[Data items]

• • • •

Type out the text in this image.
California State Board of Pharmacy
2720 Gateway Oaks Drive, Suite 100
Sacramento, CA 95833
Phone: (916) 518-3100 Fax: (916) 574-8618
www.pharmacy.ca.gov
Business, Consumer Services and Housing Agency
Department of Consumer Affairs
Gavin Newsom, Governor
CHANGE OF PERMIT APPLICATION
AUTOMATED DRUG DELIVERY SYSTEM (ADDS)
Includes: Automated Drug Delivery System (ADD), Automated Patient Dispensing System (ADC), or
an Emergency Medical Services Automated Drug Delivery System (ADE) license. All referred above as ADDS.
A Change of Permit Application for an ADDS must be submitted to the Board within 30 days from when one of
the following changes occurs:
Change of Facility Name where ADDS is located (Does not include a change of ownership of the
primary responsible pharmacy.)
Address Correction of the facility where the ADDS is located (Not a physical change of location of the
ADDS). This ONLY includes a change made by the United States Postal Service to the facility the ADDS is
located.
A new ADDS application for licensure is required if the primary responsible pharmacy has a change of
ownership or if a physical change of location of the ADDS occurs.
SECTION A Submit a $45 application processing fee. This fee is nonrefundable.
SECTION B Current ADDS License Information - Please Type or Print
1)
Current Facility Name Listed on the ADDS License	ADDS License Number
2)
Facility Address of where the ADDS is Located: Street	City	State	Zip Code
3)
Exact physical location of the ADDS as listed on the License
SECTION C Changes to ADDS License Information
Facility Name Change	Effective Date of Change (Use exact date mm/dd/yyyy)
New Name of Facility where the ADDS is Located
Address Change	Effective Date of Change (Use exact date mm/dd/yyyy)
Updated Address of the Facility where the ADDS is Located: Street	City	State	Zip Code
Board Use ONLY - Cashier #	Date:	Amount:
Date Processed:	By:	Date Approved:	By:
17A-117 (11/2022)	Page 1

• • • •

REQUIRED WORK: Repeat the entries shown above, every one, word for word.

REPLY TO THE EXERCISE:
Type out the text in this image.
California State Board of Pharmacy
2720 Gateway Oaks Drive, Suite 100
Sacramento, CA 95833
Phone: (916) 518-3100 Fax: (916) 574-8618
www.pharmacy.ca.gov
Business, Consumer Services and Housing Agency
Department of Consumer Affairs
Gavin Newsom, Governor
CHANGE OF PERMIT APPLICATION
AUTOMATED DRUG DELIVERY SYSTEM (ADDS)
Includes: Automated Drug Delivery System (ADD), Automated Patient Dispensing System (ADC), or
an Emergency Medical Services Automated Drug Delivery System (ADE) license. All referred above as ADDS.
A Change of Permit Application for an ADDS must be submitted to the Board within 30 days from when one of
the following changes occurs:
Change of Facility Name where ADDS is located (Does not include a change of ownership of the
primary responsible pharmacy.)
Address Correction of the facility where the ADDS is located (Not a physical change of location of the
ADDS). This ONLY includes a change made by the United States Postal Service to the facility the ADDS is
located.
A new ADDS application for licensure is required if the primary responsible pharmacy has a change of
ownership or if a physical change of location of the ADDS occurs.
SECTION A Submit a $45 application processing fee. This fee is nonrefundable.
SECTION B Current ADDS License Information - Please Type or Print
1)
Current Facility Name Listed on the ADDS License	ADDS License Number
2)
Facility Address of where the ADDS is Located: Street	City	State	Zip Code
3)
Exact physical location of the ADDS as listed on the License
SECTION C Changes to ADDS License Information
Facility Name Change	Effective Date of Change (Use exact date mm/dd/yyyy)
New Name of Facility where the ADDS is Located
Address Change	Effective Date of Change (Use exact date mm/dd/yyyy)
Updated Address of the Facility where the ADDS is Located: Street	City	State	Zip Code
Board Use ONLY - Cashier #	Date:	Amount:
Date Processed:	By:	Date Approved:	By:
17A-117 (11/2022)	Page 1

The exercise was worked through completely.